(Data entries)
* * *
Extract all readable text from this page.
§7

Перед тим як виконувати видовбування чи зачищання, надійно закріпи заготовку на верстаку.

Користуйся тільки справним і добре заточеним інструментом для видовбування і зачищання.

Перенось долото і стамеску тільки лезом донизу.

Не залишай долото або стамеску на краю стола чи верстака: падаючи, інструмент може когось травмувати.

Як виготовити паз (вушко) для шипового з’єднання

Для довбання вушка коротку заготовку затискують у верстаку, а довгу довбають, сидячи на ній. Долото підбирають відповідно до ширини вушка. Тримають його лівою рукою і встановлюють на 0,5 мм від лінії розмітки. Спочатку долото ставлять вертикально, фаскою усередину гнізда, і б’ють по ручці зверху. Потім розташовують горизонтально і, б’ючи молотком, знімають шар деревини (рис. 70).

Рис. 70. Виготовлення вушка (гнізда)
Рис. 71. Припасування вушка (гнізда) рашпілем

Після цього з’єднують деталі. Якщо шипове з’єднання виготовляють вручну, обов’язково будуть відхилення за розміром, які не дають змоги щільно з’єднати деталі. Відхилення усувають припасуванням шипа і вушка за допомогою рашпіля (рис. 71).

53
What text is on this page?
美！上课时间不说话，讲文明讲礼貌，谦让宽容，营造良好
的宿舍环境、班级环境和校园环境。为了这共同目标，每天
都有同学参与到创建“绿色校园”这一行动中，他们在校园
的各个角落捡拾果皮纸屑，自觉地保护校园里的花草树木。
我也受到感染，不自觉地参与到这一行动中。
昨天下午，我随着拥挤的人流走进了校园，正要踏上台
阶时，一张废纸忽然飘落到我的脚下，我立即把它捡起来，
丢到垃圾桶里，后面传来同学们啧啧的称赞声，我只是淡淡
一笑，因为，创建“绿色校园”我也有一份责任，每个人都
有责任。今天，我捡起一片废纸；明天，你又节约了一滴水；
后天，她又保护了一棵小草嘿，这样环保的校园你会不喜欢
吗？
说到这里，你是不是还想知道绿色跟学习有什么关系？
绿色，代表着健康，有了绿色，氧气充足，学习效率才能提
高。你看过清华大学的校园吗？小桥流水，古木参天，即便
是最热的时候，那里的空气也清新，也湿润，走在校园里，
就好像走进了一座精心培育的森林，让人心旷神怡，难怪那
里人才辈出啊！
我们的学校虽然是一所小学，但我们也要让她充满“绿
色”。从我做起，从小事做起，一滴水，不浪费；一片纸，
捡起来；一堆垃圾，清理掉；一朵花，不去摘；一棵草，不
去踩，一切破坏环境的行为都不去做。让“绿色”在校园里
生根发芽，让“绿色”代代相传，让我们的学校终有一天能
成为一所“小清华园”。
* * *
INSTRUCTIONS TO FOLLOW: From the records given above, copy all lines containing "верстаку".

FULL RESPONSE:
Перед тим як виконувати видовбування чи зачищання, надійно закріпи заготовку на верстаку.
Для довбання вушка коротку заготовку затискують у верстаку, а довгу довбають, сидячи на ній. Долото підбирають відповідно до ширини вушка. Тримають його лівою рукою і встановлюють на 0,5 мм від лінії розмітки. Спочатку долото ставлять вертикально, фаскою усередину гнізда, і б’ють по ручці зверху. Потім розташовують горизонтально і, б’ючи молотком, знімають шар деревини (рис. 70).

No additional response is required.